We need to figure out what's causing that and fix it to make progress here.

Edit: I think https://source.chromium.org/chromium/infra/infra/+/main:luci/client/cipd.py;l=245 is the relevant line. The check for exit_code happens slightly later, on line 260, so it's possible something went wrong during the invocation of cipd ensure, we just don't see what it was in the log above. If you can find a way to reproduce it locally and share its output, that'd be helpful.

@dmitshur dmitshur self-assigned this Jan 26, 2024
@dmitshur
Copy link
Contributor

dmitshur commented Feb 5, 2024

In addition to trying to reproduce this by running cipd ensure manually on the builder, you might be able to check if there's more information in /home/swarming/.swarming/logs/task_runner.log (or run_isolated.log).

@bsiegert
Copy link
Contributor Author

bsiegert commented Feb 6, 2024

Thanks for the pointers, I will take a look and report back.

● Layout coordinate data
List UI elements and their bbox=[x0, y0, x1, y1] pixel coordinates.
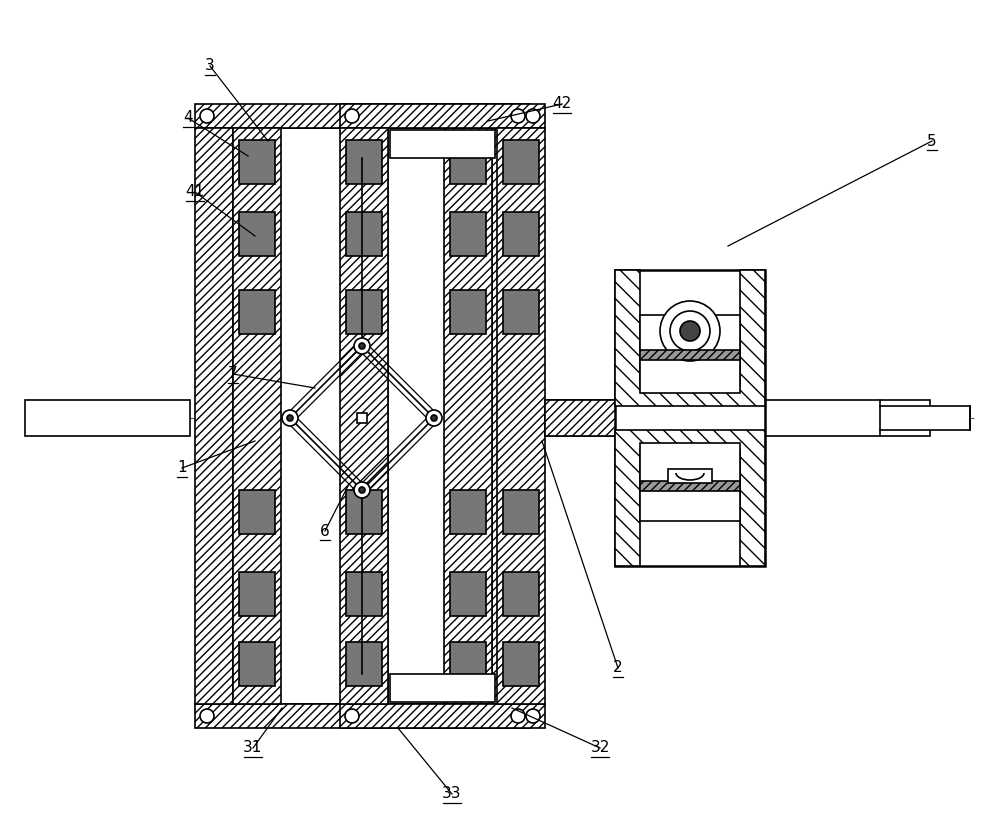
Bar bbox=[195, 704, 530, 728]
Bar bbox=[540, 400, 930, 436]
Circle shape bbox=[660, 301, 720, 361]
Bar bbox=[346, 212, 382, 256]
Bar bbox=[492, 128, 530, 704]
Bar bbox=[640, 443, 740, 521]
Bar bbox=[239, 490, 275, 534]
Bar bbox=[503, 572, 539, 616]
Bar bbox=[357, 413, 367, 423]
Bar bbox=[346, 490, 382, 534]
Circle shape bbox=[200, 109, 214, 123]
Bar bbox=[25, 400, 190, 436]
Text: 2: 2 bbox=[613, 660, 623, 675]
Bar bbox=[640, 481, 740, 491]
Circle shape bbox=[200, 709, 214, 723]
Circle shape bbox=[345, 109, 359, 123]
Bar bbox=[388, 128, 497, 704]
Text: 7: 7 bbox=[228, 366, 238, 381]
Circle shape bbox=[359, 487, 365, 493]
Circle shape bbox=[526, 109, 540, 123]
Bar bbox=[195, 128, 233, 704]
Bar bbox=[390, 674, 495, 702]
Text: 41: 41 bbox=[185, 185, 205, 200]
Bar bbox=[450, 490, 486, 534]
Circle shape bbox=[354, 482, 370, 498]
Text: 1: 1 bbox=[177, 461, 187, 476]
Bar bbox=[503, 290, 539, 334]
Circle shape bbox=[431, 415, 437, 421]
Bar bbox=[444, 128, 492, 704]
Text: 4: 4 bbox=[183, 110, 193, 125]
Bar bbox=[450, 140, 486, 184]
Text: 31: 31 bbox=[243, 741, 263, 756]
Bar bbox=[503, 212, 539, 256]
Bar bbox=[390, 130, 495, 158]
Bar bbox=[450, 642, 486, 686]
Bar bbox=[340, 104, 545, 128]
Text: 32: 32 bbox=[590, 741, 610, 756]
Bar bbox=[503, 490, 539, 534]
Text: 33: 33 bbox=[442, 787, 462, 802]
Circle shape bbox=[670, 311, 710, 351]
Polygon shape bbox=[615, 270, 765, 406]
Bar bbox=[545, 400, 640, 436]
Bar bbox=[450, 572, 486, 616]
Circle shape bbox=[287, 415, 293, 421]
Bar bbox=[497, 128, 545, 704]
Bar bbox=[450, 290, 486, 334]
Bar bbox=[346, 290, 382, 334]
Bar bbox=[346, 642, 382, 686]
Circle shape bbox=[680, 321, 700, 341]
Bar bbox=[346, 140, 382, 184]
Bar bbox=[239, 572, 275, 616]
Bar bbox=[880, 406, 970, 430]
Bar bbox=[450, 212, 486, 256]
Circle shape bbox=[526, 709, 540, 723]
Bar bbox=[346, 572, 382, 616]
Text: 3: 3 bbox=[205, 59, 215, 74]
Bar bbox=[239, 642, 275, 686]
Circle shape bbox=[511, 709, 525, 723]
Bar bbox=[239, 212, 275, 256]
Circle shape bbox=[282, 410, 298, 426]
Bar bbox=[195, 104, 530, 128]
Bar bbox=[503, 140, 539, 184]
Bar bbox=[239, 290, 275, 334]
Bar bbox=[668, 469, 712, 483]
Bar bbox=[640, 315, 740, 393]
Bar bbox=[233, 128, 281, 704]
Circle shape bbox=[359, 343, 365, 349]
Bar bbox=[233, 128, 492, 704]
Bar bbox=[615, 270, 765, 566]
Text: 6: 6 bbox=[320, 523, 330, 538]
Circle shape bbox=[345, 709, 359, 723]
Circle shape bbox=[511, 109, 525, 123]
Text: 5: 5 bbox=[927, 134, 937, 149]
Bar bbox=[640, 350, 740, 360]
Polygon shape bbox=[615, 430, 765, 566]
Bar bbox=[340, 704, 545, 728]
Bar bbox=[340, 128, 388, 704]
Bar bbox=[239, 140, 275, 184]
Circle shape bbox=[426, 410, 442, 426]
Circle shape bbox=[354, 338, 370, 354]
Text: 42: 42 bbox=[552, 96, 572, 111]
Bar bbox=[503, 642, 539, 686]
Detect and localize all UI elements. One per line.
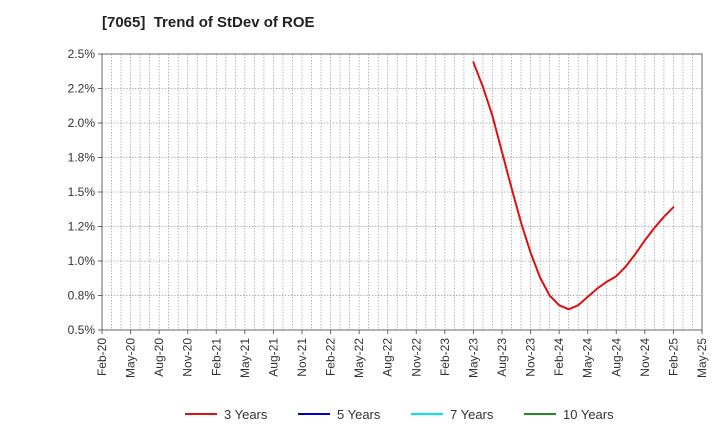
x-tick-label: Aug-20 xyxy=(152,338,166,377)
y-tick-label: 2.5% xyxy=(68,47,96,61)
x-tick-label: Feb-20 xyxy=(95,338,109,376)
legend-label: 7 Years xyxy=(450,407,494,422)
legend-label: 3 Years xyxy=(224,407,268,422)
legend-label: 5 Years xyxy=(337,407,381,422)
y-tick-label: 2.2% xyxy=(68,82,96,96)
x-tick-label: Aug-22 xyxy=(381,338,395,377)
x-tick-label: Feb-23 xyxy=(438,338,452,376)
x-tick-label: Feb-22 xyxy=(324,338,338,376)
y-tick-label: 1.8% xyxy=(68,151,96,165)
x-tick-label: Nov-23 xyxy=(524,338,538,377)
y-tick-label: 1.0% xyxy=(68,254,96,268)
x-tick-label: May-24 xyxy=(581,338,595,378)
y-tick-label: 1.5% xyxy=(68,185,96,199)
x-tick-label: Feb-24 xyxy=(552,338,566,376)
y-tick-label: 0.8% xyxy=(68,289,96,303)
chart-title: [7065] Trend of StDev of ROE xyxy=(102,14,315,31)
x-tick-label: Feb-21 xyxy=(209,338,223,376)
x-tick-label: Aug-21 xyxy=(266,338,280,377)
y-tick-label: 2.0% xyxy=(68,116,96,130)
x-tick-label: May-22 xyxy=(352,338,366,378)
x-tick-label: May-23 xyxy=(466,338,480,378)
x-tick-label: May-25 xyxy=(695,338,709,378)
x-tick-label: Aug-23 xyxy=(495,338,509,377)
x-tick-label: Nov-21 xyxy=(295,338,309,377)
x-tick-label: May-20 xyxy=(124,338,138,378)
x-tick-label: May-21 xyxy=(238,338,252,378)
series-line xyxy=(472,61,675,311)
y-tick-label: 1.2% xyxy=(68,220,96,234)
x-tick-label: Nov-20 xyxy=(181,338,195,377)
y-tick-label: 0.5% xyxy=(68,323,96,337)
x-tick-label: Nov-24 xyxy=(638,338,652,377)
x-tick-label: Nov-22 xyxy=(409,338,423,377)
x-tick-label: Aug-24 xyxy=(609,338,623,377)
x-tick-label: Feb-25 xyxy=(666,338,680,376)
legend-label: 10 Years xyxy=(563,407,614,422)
---
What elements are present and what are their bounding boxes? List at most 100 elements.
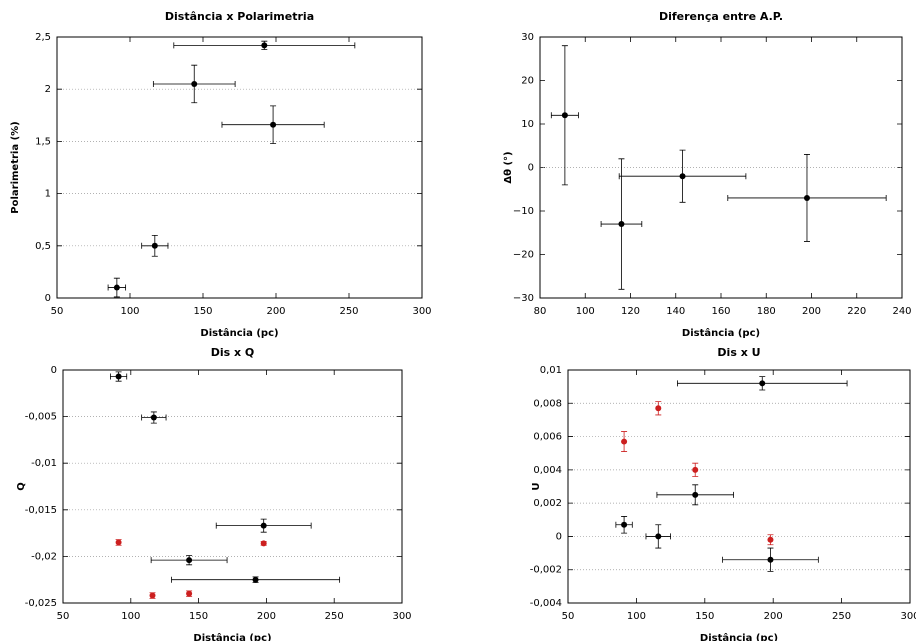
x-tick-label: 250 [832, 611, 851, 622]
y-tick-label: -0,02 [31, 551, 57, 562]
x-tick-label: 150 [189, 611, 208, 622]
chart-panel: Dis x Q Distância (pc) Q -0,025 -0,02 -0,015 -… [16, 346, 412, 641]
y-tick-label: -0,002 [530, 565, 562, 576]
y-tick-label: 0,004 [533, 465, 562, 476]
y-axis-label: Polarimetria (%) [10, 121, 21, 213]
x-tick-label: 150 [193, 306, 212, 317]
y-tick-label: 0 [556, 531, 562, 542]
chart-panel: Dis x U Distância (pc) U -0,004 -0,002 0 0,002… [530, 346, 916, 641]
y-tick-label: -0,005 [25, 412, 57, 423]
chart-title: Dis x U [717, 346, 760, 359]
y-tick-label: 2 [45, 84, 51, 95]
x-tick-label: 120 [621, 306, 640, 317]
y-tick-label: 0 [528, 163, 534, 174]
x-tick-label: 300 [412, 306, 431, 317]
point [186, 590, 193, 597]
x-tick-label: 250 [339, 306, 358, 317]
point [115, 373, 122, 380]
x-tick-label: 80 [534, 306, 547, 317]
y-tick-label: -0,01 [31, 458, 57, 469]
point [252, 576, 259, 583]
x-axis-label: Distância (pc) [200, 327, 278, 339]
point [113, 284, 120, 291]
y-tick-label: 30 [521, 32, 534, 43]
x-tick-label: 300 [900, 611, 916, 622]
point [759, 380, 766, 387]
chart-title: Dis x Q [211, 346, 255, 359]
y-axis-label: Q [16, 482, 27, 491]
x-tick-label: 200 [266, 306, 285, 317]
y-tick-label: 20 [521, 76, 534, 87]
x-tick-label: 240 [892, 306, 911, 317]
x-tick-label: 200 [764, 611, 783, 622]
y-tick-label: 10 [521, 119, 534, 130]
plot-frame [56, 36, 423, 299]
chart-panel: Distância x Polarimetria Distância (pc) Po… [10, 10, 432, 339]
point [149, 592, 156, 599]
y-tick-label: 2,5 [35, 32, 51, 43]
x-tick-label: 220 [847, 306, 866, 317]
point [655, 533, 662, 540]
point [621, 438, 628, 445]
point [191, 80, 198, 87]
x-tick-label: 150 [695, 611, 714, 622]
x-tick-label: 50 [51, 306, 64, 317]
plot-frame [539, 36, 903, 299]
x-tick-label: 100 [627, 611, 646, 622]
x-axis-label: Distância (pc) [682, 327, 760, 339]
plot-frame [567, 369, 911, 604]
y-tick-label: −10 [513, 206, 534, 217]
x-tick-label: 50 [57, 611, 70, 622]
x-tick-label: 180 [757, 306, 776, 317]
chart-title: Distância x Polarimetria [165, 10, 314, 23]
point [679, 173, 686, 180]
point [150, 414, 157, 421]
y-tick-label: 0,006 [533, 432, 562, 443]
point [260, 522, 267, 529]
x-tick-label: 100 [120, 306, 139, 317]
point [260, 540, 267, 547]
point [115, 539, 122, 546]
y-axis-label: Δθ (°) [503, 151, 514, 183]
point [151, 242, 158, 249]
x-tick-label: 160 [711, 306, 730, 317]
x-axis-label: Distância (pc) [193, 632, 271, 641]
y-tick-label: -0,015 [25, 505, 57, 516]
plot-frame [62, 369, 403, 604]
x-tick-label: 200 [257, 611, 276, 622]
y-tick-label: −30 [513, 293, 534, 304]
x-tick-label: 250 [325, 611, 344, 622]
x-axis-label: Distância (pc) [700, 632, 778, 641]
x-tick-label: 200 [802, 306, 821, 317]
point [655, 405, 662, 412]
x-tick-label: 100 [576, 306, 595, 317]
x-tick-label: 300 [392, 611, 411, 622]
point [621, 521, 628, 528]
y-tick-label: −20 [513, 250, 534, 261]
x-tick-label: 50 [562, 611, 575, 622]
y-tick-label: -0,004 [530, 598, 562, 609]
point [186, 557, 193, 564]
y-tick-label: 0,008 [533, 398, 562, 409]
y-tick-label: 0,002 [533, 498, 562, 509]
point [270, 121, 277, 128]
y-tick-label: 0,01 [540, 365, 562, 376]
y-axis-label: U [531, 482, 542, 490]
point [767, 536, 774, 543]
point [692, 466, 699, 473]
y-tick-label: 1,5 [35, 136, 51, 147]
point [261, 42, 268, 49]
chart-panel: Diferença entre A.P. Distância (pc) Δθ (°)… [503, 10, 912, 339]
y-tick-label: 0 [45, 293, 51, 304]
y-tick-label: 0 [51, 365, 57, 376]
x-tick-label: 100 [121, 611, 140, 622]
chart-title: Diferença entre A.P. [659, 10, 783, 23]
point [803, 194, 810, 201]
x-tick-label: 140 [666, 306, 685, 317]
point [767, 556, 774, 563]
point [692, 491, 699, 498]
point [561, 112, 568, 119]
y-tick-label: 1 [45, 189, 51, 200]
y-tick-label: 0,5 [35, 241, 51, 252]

● INSTRUCTION 1
Can you quote the cipd issue thread word for word, starting at "We need to figure" and ending at "that'd be helpful."?
● INSTRUCTION 2
Could you continue the cipd issue thread from the point where it stops?
These records have no connection to the cipd issue thread.

● WRITTEN RESPONSE 1
We need to figure out what's causing that and fix it to make progress here.

Edit: I think https://source.chromium.org/chromium/infra/infra/+/main:luci/client/cipd.py;l=245 is the relevant line. The check for exit_code happens slightly later, on line 260, so it's possible something went wrong during the invocation of cipd ensure, we just don't see what it was in the log above. If you can find a way to reproduce it locally and share its output, that'd be helpful.

● WRITTEN RESPONSE 2
@bsiegert
Copy link
Contributor Author

bsiegert commented Feb 7, 2024

This from run_isolated.log looks related:

22683 2024-01-26 16:03:45.157 U: Installed CIPD client
22683 2024-01-26 16:03:45.159 I: Installing packages {'': [('infra/tools/luci/bbagent/${platform}', 'git_revision:1f801c4894a7ced859ae672642feeeb8960da330')]} into /home/swarming/.swarming/w/ir
22683 2024-01-26 16:03:45.283 D: Running ['/home/swarming/.swarming/cipd_cache/bin/cipd', 'ensure', '-root', '/home/swarming/.swarming/w/ir', '-ensure-file', '/tmp/cipd-ensure-file-y5cmbnt9.txt', '-verbose', '-json-output', '/tmp/cipd-ensure-result-0pjif55u.json', '-cache-dir', '/home/swarming/.swarming/cipd_cache/cache', '-service-url', 'https://chrome-infra-packages.appspot.com/']
22683 2024-01-26 16:03:45.769 D: cipd client: runtime: this system has multiple CPUs and must use
22683 2024-01-26 16:03:45.806 D: cipd client: atomic synchronization instructions. Recompile using GOARM=7.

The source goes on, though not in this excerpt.